- [作業内容] 西武の中村剛也内野手への4年契約提示に関する記事を、最後の文の後から書き継いでください。

西武が主砲の中村剛也内野手(30)に、新たに4年契約を提示することを検討していることが8日、分かった。通常なら、来季は11年オフに結んだ3年契約の最終年だが、球団側は海外移籍可能なフリーエージェント(FA)権を持つ大砲の慰留に全力投球。主力組のFA流出を食い止めるため、日本人選手では球団史上最長となる4年の長期契約をあらためて結び直し、最大限の誠意を示すものとみられる。

 球界屈指の大砲に用意されたのは、最大級の評価だった。11年オフに3年総額10億円の条件で契約を結んだが、それをも上回る4年の大型契約。今オフ、FA権を取得した片岡、涌井が単年の提示だったように、球団の方針では複数年契約に慎重な姿勢だが、08年から5年間で4度の本塁打王を獲得したアーチストは別格と判断。日本人選手では球団史上最長となる、4年契約のオファーを検討したとみられる。

- [記録一覧]
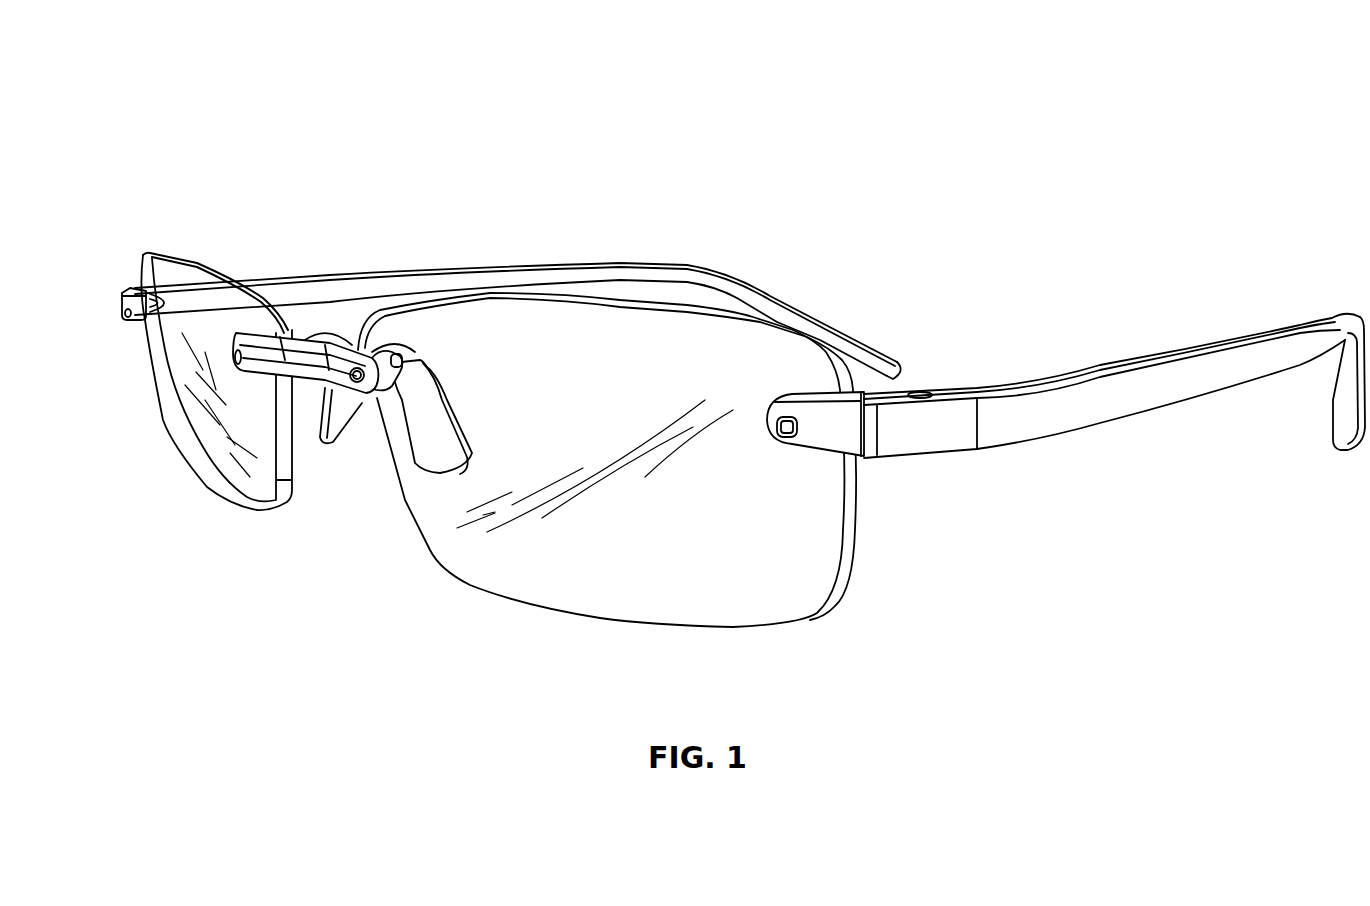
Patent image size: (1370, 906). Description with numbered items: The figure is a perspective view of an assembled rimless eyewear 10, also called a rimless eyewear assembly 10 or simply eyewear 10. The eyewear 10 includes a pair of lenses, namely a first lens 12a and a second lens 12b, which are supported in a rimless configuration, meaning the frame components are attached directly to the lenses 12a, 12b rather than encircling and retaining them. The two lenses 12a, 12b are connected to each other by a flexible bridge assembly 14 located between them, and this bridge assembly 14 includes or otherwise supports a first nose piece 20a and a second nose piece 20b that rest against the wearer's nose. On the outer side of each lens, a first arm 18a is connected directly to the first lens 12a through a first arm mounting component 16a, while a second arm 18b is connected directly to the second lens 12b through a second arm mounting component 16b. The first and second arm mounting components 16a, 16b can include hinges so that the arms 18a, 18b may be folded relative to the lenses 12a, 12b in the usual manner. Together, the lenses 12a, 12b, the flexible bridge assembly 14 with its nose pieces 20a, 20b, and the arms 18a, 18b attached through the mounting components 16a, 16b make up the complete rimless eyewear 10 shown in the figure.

The rimless eyewear 10 is at (191, 96).
The first lens 12a is at (227, 467).
The second lens 12b is at (650, 578).
The flexible bridge assembly 14 is at (296, 362).
The first arm mounting component 16a is at (123, 316).
The second arm mounting component 16b is at (868, 456).
The first arm 18a is at (450, 277).
The second arm 18b is at (1198, 352).
The first nose piece 20a is at (348, 413).
The second nose piece 20b is at (428, 425).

- [回答]
 本塁打の“おかわり”を続けた男に、契約の“おかわり”が用意される。今季、海外移籍が可能なFA権を取得。今オフは3年契約中で権利行使の可能性はゼロだったが、来オフは解禁される。かつて、FA権について、中村は「複数年契約中ですし、考えたことはないです」と話したが、仮にFA宣言すれば、日米複数球団の争奪戦は必至。大砲引き留めに向け、前倒しでの提示は必然だった。

 破格の提示は、オンリーワンの評価の表れだった。中村と言えば、「豪快な1発」が代名詞だが、12球団の長距離砲の中でも、そのパワーは群を抜く。10年オフの細川から4年連続で主力選手がFA流出した。若手の育成やチームバランスを考え、マネーゲームは避けたが、球団幹部が「彼のパワーは大物助っ人レベル。その評価はしないと」と話したように、「球界の宝」の待遇は特別だった。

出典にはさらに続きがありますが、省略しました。